WRITTEN TASK => Make an exact copy of all the records.
# # # #
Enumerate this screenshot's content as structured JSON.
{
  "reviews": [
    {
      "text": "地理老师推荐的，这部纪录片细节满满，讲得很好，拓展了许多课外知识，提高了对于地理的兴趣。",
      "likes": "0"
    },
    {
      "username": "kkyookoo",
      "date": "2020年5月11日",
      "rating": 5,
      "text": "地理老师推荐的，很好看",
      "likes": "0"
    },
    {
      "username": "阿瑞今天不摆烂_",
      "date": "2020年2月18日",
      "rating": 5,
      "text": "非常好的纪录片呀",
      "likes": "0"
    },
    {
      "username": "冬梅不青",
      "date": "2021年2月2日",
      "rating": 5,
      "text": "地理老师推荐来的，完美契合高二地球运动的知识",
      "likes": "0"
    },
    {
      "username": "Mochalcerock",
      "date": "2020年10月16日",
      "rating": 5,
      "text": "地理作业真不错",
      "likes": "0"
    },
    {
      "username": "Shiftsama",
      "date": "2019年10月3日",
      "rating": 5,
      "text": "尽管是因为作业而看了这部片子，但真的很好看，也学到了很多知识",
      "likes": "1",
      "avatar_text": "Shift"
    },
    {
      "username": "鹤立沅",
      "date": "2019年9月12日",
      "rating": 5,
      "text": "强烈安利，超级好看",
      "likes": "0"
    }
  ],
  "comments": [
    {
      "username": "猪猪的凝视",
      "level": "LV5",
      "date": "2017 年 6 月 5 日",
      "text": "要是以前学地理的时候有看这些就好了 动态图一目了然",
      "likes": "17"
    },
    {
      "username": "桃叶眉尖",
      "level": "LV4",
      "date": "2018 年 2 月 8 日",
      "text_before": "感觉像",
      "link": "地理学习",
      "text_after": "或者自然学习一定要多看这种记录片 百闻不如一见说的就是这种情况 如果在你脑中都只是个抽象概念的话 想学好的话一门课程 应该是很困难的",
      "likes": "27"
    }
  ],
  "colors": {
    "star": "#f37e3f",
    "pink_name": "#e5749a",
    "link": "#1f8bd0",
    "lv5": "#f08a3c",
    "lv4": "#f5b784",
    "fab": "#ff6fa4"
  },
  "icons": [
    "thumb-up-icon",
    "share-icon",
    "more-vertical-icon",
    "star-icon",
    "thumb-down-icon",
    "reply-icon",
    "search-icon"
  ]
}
# # # #
RESPONSE =>
Enumerate this screenshot's content as structured JSON.
{
  "reviews": [
    {
      "text": "地理老师推荐的，这部纪录片细节满满，讲得很好，拓展了许多课外知识，提高了对于地理的兴趣。",
      "likes": "0"
    },
    {
      "username": "kkyookoo",
      "date": "2020年5月11日",
      "rating": 5,
      "text": "地理老师推荐的，很好看",
      "likes": "0"
    },
    {
      "username": "阿瑞今天不摆烂_",
      "date": "2020年2月18日",
      "rating": 5,
      "text": "非常好的纪录片呀",
      "likes": "0"
    },
    {
      "username": "冬梅不青",
      "date": "2021年2月2日",
      "rating": 5,
      "text": "地理老师推荐来的，完美契合高二地球运动的知识",
      "likes": "0"
    },
    {
      "username": "Mochalcerock",
      "date": "2020年10月16日",
      "rating": 5,
      "text": "地理作业真不错",
      "likes": "0"
    },
    {
      "username": "Shiftsama",
      "date": "2019年10月3日",
      "rating": 5,
      "text": "尽管是因为作业而看了这部片子，但真的很好看，也学到了很多知识",
      "likes": "1",
      "avatar_text": "Shift"
    },
    {
      "username": "鹤立沅",
      "date": "2019年9月12日",
      "rating": 5,
      "text": "强烈安利，超级好看",
      "likes": "0"
    }
  ],
  "comments": [
    {
      "username": "猪猪的凝视",
      "level": "LV5",
      "date": "2017 年 6 月 5 日",
      "text": "要是以前学地理的时候有看这些就好了 动态图一目了然",
      "likes": "17"
    },
    {
      "username": "桃叶眉尖",
      "level": "LV4",
      "date": "2018 年 2 月 8 日",
      "text_before": "感觉像",
      "link": "地理学习",
      "text_after": "或者自然学习一定要多看这种记录片 百闻不如一见说的就是这种情况 如果在你脑中都只是个抽象概念的话 想学好的话一门课程 应该是很困难的",
      "likes": "27"
    }
  ],
  "colors": {
    "star": "#f37e3f",
    "pink_name": "#e5749a",
    "link": "#1f8bd0",
    "lv5": "#f08a3c",
    "lv4": "#f5b784",
    "fab": "#ff6fa4"
  },
  "icons": [
    "thumb-up-icon",
    "share-icon",
    "more-vertical-icon",
    "star-icon",
    "thumb-down-icon",
    "reply-icon",
    "search-icon"
  ]
}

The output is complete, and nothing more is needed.